(WHAT YOU WILL DO): Go through the entries and count the lines with the string "name" in them. Give only that number.

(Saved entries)
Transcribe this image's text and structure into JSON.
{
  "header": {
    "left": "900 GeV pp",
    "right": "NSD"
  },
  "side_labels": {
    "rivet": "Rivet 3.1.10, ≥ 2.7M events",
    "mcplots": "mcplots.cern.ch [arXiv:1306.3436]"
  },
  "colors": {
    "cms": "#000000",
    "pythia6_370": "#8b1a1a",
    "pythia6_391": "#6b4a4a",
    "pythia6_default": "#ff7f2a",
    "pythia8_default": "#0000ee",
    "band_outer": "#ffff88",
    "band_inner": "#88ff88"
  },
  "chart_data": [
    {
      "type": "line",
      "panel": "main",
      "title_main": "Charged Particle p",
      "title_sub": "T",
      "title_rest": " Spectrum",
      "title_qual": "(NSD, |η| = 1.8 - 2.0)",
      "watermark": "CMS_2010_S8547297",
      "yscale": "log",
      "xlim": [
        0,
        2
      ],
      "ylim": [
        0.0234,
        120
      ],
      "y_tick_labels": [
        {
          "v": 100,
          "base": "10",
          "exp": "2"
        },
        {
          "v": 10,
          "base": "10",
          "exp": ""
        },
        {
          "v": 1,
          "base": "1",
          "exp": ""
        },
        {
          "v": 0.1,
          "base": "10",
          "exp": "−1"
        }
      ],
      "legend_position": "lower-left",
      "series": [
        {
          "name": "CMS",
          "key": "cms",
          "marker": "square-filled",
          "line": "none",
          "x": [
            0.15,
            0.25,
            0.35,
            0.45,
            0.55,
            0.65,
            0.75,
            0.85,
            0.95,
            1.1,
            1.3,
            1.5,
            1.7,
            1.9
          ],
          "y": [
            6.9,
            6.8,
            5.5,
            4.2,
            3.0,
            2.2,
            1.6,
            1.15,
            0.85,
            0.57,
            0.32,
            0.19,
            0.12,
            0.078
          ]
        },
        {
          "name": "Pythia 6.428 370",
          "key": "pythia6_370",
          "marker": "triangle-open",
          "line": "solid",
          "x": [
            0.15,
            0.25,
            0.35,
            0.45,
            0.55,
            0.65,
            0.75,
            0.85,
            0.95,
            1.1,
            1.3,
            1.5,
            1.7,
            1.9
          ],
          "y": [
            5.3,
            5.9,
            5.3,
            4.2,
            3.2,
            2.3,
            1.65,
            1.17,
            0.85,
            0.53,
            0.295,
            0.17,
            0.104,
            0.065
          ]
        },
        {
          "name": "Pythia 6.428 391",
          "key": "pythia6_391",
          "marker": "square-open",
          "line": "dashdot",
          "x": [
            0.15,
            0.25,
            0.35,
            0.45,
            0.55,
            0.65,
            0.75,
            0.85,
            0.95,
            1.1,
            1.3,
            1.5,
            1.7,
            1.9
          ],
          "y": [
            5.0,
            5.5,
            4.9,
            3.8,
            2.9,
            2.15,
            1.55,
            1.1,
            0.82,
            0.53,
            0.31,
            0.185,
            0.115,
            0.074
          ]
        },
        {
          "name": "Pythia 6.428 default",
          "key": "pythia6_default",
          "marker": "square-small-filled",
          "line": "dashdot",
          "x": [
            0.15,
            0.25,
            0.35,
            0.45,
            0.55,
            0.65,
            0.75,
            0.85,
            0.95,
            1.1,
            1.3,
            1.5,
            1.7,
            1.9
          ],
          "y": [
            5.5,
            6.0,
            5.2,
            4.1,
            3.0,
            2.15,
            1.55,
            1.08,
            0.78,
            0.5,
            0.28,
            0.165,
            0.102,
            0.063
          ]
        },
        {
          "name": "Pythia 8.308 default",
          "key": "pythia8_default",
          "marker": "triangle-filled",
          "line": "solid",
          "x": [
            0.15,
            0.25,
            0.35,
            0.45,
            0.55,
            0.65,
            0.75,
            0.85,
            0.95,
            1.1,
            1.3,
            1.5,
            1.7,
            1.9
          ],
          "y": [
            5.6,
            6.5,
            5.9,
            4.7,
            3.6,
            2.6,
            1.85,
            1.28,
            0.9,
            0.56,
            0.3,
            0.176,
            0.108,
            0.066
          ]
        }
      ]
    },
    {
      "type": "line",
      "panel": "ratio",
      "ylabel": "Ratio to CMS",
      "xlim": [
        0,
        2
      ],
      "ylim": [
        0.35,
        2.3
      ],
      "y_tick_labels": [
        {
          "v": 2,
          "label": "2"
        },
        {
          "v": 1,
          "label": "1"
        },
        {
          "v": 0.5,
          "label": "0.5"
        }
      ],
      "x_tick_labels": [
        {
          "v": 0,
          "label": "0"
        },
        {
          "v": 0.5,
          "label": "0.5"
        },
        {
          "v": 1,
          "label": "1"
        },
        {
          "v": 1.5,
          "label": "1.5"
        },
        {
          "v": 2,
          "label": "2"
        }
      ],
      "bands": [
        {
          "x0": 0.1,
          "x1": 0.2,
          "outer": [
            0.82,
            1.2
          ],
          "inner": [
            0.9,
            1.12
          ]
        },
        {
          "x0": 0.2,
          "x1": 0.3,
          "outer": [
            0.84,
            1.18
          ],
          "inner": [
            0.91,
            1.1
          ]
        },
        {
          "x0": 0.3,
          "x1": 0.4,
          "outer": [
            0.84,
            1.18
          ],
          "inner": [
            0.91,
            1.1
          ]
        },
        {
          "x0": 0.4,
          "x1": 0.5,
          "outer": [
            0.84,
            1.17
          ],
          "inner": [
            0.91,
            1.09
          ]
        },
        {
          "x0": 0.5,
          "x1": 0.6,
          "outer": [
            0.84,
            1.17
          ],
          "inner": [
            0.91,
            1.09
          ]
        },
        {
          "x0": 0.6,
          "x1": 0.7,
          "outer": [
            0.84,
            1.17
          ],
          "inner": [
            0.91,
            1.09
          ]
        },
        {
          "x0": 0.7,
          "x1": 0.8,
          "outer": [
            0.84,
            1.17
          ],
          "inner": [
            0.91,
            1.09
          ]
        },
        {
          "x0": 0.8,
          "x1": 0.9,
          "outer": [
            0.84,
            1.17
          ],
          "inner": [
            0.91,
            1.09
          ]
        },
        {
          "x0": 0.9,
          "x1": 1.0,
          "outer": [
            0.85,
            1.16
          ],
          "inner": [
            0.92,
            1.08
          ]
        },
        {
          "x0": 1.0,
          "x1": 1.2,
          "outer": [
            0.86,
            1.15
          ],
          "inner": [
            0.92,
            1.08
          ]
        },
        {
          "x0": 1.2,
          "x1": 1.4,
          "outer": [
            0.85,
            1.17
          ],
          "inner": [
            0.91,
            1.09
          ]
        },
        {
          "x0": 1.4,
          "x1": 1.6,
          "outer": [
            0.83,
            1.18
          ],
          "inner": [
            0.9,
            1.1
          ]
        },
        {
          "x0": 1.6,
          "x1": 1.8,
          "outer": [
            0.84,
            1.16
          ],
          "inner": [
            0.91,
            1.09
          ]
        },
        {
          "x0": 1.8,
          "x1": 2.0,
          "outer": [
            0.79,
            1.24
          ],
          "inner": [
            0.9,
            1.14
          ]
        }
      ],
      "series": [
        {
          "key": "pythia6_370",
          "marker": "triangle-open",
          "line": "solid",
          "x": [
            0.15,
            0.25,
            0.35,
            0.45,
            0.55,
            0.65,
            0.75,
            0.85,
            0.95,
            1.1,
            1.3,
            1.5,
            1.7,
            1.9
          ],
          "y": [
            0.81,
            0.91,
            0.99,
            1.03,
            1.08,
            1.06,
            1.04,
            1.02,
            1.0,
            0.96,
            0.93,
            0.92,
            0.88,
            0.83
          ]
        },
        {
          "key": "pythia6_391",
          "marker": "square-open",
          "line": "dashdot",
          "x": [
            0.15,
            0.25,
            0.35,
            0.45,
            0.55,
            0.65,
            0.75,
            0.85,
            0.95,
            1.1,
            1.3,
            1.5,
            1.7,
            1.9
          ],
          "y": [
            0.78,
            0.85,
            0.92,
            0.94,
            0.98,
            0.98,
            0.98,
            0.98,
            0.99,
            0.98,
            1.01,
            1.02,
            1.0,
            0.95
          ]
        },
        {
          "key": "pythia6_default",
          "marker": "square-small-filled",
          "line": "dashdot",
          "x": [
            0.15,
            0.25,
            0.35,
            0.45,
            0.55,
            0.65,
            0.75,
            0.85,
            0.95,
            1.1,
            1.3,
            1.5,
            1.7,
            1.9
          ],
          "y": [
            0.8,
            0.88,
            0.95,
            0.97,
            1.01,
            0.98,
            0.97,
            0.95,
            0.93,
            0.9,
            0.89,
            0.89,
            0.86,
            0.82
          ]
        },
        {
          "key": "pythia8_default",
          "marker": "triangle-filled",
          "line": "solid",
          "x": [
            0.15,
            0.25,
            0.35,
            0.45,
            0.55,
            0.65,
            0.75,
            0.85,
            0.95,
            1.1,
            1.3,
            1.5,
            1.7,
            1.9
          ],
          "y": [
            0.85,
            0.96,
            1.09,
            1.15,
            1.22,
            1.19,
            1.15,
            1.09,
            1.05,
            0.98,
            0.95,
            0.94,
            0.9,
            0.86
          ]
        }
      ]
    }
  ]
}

(WRITTEN RESPONSE): 5